### Exercise material
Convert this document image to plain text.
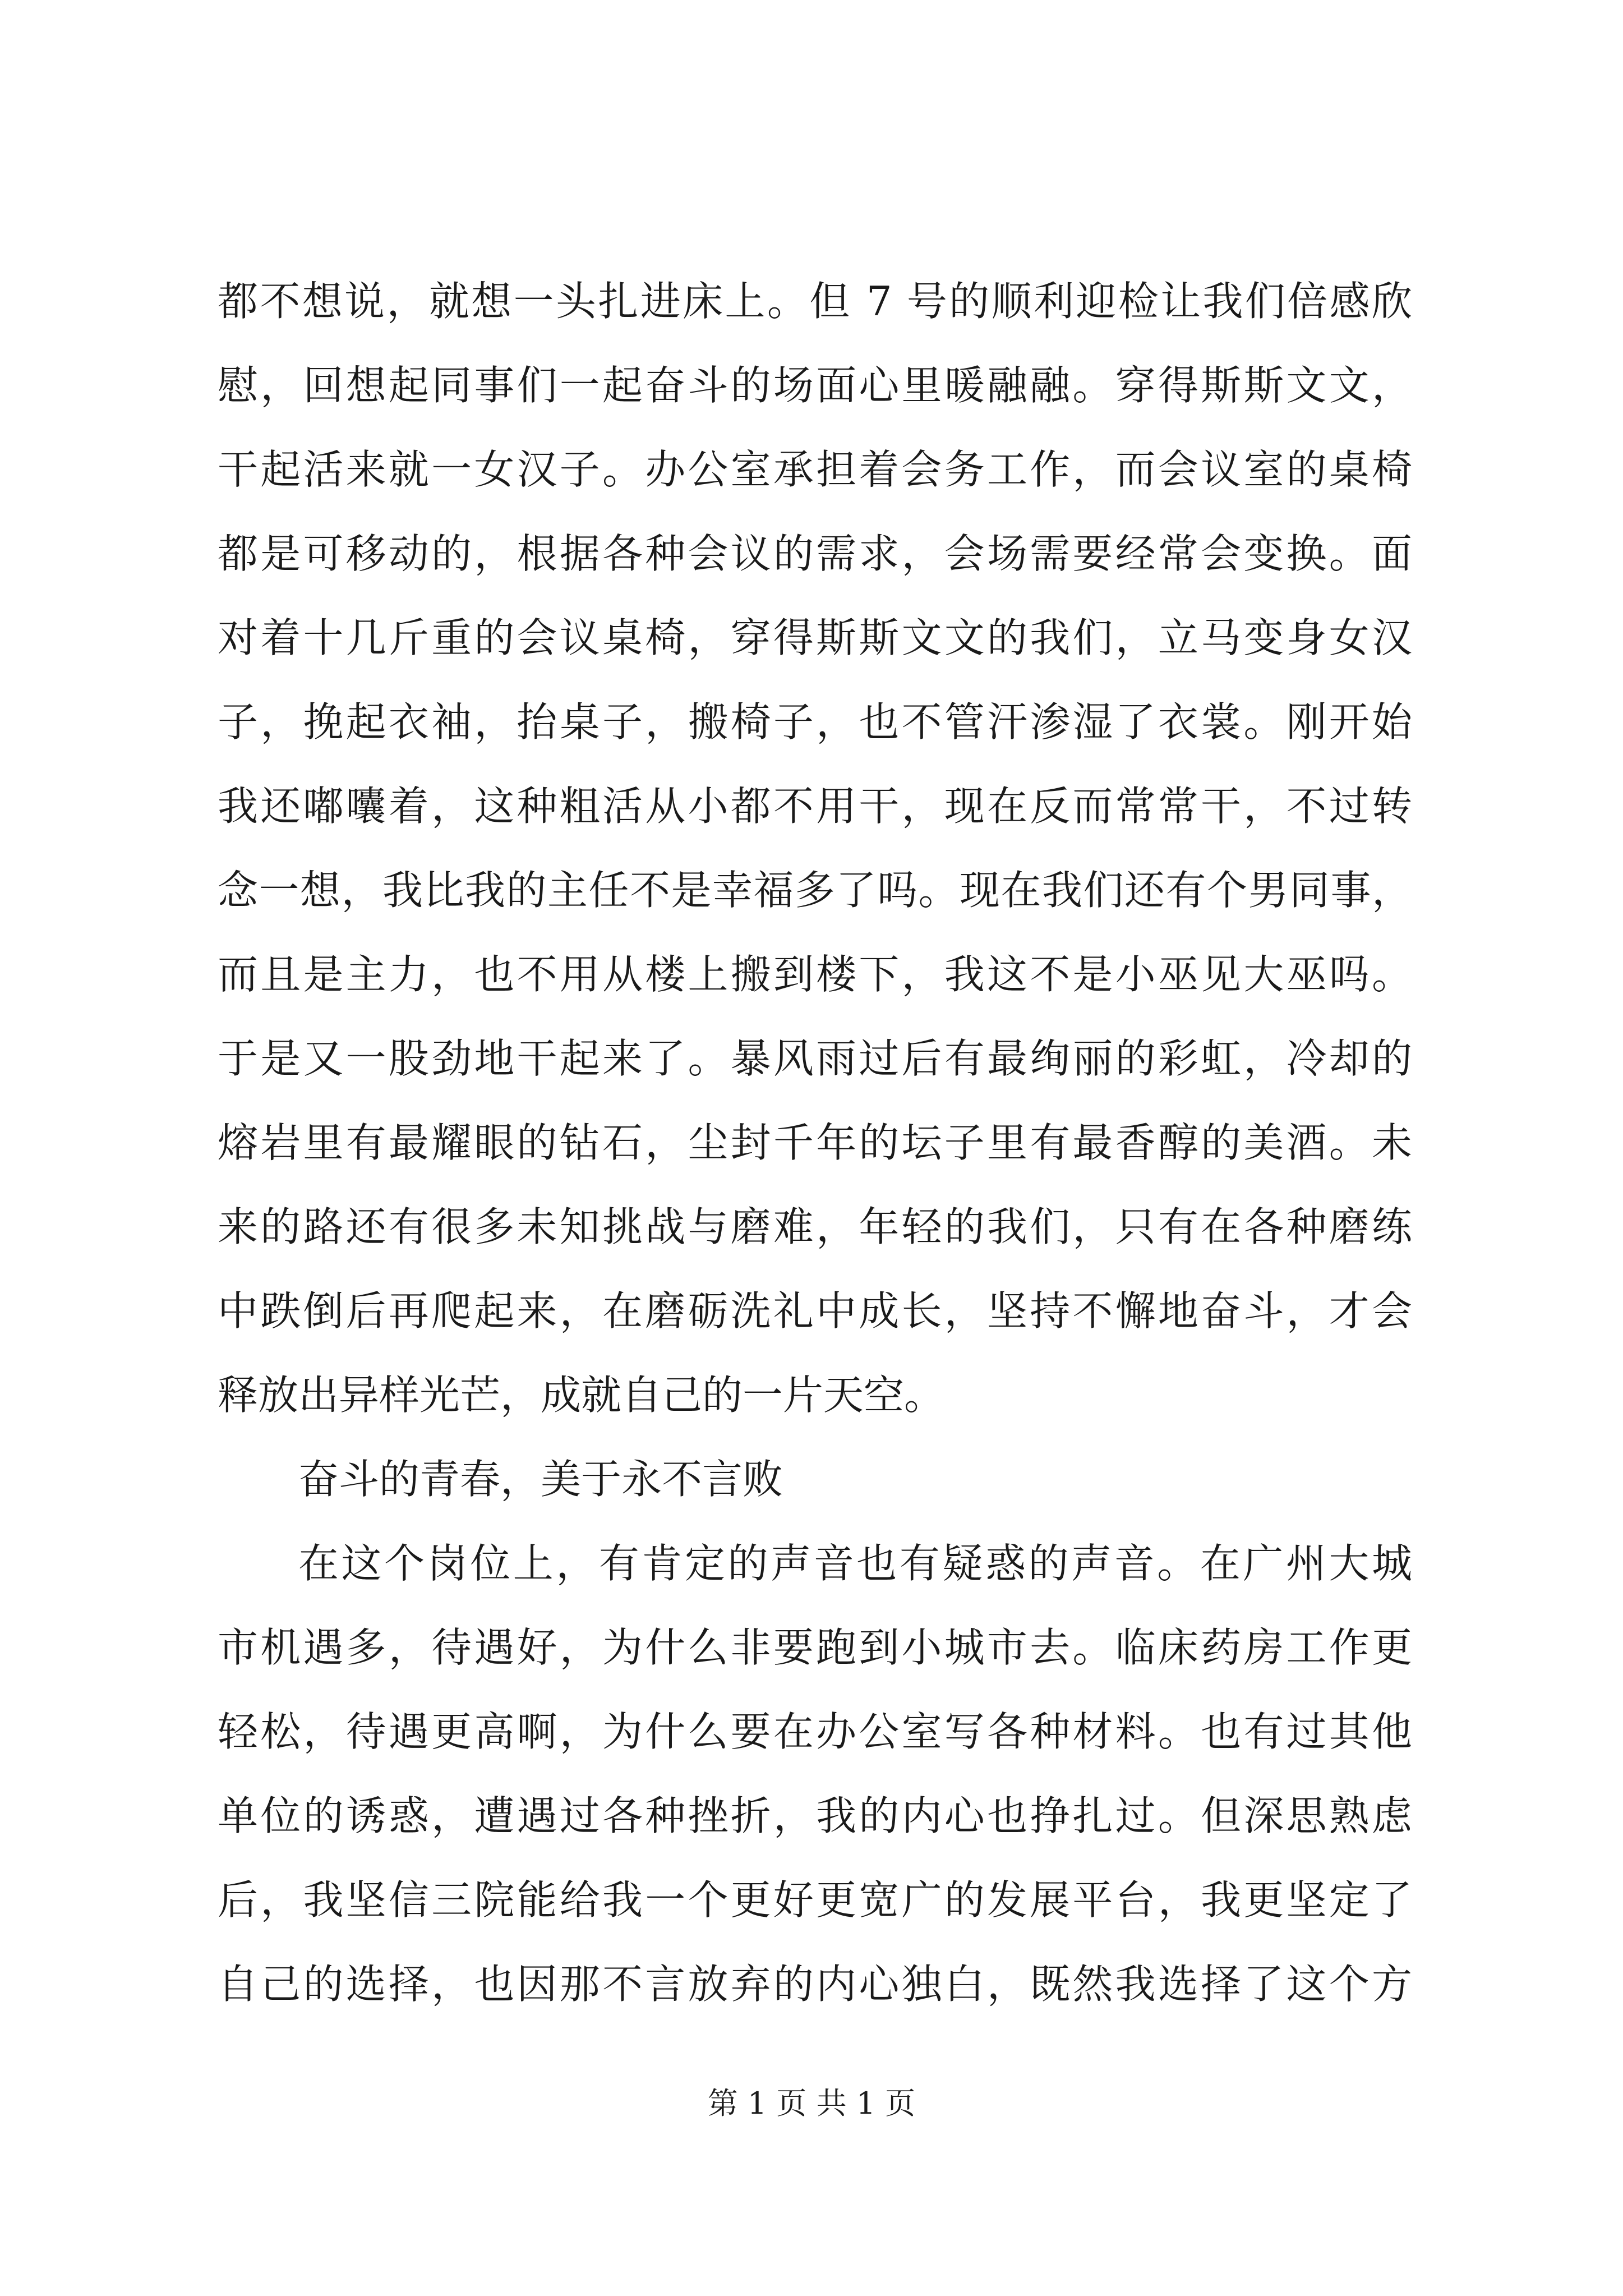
都不想说，就想一头扎进床上。但 7 号的顺利迎检让我们倍感欣
慰，回想起同事们一起奋斗的场面心里暖融融。穿得斯斯文文，
干起活来就一女汉子。办公室承担着会务工作，而会议室的桌椅
都是可移动的，根据各种会议的需求，会场需要经常会变换。面
对着十几斤重的会议桌椅，穿得斯斯文文的我们，立马变身女汉
子，挽起衣袖，抬桌子，搬椅子，也不管汗渗湿了衣裳。刚开始
我还嘟囔着，这种粗活从小都不用干，现在反而常常干，不过转
念一想，我比我的主任不是幸福多了吗。现在我们还有个男同事，
而且是主力，也不用从楼上搬到楼下，我这不是小巫见大巫吗。
于是又一股劲地干起来了。暴风雨过后有最绚丽的彩虹，冷却的
熔岩里有最耀眼的钻石，尘封千年的坛子里有最香醇的美酒。未
来的路还有很多未知挑战与磨难，年轻的我们，只有在各种磨练
中跌倒后再爬起来，在磨砺洗礼中成长，坚持不懈地奋斗，才会
释放出异样光芒，成就自己的一片天空。
奋斗的青春，美于永不言败
在这个岗位上，有肯定的声音也有疑惑的声音。在广州大城
市机遇多，待遇好，为什么非要跑到小城市去。临床药房工作更
轻松，待遇更高啊，为什么要在办公室写各种材料。也有过其他
单位的诱惑，遭遇过各种挫折，我的内心也挣扎过。但深思熟虑
后，我坚信三院能给我一个更好更宽广的发展平台，我更坚定了
自己的选择，也因那不言放弃的内心独白，既然我选择了这个方
第 1 页 共 1 页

### Prompt
Without including any picture, retype the entries exactly.

### Response to the task
Convert this document image to plain text.
都不想说，就想一头扎进床上。但 7 号的顺利迎检让我们倍感欣
慰，回想起同事们一起奋斗的场面心里暖融融。穿得斯斯文文，
干起活来就一女汉子。办公室承担着会务工作，而会议室的桌椅
都是可移动的，根据各种会议的需求，会场需要经常会变换。面
对着十几斤重的会议桌椅，穿得斯斯文文的我们，立马变身女汉
子，挽起衣袖，抬桌子，搬椅子，也不管汗渗湿了衣裳。刚开始
我还嘟囔着，这种粗活从小都不用干，现在反而常常干，不过转
念一想，我比我的主任不是幸福多了吗。现在我们还有个男同事，
而且是主力，也不用从楼上搬到楼下，我这不是小巫见大巫吗。
于是又一股劲地干起来了。暴风雨过后有最绚丽的彩虹，冷却的
熔岩里有最耀眼的钻石，尘封千年的坛子里有最香醇的美酒。未
来的路还有很多未知挑战与磨难，年轻的我们，只有在各种磨练
中跌倒后再爬起来，在磨砺洗礼中成长，坚持不懈地奋斗，才会
释放出异样光芒，成就自己的一片天空。
奋斗的青春，美于永不言败
在这个岗位上，有肯定的声音也有疑惑的声音。在广州大城
市机遇多，待遇好，为什么非要跑到小城市去。临床药房工作更
轻松，待遇更高啊，为什么要在办公室写各种材料。也有过其他
单位的诱惑，遭遇过各种挫折，我的内心也挣扎过。但深思熟虑
后，我坚信三院能给我一个更好更宽广的发展平台，我更坚定了
自己的选择，也因那不言放弃的内心独白，既然我选择了这个方
第 1 页 共 1 页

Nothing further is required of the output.